* Material for this exercise

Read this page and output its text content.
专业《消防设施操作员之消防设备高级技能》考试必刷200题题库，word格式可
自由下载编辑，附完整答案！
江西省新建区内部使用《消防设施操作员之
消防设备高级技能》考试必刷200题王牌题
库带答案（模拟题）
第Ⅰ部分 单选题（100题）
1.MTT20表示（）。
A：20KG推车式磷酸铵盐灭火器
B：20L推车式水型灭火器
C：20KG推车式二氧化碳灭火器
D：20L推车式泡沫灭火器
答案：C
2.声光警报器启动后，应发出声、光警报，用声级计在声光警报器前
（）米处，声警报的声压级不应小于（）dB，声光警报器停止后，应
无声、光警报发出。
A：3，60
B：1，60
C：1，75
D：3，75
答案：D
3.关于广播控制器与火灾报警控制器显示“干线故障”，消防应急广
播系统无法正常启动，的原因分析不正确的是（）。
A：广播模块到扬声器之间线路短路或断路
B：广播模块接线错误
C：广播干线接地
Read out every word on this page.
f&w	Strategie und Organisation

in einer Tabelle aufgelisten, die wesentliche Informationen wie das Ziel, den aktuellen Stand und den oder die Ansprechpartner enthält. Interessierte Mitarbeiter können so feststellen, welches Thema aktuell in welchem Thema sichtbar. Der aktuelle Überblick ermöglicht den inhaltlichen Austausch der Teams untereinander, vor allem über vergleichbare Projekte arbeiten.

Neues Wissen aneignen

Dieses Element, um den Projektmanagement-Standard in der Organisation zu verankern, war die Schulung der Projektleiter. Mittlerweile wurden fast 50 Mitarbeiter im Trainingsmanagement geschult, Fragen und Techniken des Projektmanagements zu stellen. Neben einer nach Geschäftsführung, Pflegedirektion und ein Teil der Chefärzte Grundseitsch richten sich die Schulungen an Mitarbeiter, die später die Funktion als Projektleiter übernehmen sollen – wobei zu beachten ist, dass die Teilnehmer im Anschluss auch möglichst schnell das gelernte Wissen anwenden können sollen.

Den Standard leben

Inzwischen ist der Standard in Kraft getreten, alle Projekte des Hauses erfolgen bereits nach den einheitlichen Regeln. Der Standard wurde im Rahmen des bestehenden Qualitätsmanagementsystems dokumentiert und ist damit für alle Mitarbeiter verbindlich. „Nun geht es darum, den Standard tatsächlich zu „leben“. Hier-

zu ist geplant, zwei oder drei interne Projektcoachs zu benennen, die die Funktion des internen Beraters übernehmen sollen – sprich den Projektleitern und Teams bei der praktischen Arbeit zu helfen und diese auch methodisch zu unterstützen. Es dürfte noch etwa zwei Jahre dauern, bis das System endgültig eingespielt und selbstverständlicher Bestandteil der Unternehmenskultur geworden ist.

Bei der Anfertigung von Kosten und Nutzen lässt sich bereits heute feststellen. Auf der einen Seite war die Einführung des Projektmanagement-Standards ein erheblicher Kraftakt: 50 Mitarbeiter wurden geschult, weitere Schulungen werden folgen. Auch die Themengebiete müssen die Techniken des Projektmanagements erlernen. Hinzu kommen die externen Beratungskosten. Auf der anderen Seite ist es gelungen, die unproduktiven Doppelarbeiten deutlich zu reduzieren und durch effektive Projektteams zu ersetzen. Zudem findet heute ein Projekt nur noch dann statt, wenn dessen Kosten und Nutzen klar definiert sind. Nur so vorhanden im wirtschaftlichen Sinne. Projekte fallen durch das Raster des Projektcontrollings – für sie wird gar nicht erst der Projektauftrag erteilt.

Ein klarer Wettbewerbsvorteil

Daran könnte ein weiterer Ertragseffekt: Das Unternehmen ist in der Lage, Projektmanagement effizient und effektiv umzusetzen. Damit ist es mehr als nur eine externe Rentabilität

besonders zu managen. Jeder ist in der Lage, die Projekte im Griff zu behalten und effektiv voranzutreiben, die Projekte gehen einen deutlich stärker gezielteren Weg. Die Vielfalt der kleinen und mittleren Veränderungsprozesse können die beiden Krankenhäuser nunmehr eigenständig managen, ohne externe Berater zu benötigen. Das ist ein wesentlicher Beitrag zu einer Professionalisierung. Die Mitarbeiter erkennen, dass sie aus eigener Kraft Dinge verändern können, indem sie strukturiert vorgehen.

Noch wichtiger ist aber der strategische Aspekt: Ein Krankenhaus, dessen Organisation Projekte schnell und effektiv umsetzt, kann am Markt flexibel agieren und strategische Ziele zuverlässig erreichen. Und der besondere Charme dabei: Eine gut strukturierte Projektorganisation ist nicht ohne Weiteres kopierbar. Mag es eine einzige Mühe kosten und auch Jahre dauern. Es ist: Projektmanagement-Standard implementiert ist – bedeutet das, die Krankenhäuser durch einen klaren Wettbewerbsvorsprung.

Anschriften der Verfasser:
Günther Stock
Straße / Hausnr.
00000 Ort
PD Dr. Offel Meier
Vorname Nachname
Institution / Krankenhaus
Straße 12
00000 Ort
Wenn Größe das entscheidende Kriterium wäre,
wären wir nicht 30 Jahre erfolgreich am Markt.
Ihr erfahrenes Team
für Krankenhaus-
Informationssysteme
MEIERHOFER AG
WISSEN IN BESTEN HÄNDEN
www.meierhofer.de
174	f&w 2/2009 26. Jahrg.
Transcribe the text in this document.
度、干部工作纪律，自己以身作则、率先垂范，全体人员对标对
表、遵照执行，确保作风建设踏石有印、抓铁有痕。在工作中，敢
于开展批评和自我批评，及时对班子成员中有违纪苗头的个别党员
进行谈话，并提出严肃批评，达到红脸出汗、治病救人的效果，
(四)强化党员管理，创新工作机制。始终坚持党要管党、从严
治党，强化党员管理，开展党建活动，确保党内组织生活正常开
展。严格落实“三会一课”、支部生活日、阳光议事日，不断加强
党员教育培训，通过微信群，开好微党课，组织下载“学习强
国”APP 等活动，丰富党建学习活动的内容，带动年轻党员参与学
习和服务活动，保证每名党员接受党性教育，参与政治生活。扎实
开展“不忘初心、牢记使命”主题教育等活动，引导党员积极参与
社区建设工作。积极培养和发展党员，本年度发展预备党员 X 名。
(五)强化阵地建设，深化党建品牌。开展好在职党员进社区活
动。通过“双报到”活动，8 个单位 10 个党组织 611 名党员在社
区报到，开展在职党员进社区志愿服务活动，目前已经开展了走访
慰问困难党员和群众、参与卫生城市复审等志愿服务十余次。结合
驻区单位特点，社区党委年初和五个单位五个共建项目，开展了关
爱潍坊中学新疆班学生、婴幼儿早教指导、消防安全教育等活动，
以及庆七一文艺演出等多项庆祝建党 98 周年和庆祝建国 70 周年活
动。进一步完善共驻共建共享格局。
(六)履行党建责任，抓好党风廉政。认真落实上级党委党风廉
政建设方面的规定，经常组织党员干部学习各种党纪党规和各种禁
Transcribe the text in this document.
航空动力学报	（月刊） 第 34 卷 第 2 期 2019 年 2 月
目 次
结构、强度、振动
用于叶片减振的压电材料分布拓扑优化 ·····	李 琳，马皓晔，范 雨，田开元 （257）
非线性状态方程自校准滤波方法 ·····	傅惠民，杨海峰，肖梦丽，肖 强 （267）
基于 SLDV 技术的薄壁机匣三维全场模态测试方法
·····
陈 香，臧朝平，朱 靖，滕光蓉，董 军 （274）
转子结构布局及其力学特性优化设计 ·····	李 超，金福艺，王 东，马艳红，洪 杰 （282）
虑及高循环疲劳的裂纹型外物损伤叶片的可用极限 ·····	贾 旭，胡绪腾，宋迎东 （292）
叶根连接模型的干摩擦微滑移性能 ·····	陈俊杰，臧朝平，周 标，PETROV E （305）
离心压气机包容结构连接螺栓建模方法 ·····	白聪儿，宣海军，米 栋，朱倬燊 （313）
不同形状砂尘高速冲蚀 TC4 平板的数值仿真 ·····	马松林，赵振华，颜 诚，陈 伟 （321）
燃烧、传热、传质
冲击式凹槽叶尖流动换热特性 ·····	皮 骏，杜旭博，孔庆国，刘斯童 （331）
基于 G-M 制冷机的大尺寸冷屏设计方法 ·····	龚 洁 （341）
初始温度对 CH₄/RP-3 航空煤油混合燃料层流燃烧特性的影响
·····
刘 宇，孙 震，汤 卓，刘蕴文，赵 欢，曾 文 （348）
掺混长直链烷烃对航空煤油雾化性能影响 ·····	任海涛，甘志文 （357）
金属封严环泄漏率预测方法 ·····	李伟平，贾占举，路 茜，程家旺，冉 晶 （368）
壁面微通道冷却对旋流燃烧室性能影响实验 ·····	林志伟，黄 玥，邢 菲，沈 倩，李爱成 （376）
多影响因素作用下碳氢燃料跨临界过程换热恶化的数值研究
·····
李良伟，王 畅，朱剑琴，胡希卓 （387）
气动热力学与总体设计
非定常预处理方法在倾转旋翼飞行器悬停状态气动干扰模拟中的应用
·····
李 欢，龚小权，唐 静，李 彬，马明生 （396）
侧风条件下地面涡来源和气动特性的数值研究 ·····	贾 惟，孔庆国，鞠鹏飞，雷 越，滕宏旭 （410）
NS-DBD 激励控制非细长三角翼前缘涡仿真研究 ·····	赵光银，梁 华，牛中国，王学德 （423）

* What you will do
Show all lines from the records above where the word "Read" occurs.

* Finished exercise
Read this page and output its text content.
Read out every word on this page.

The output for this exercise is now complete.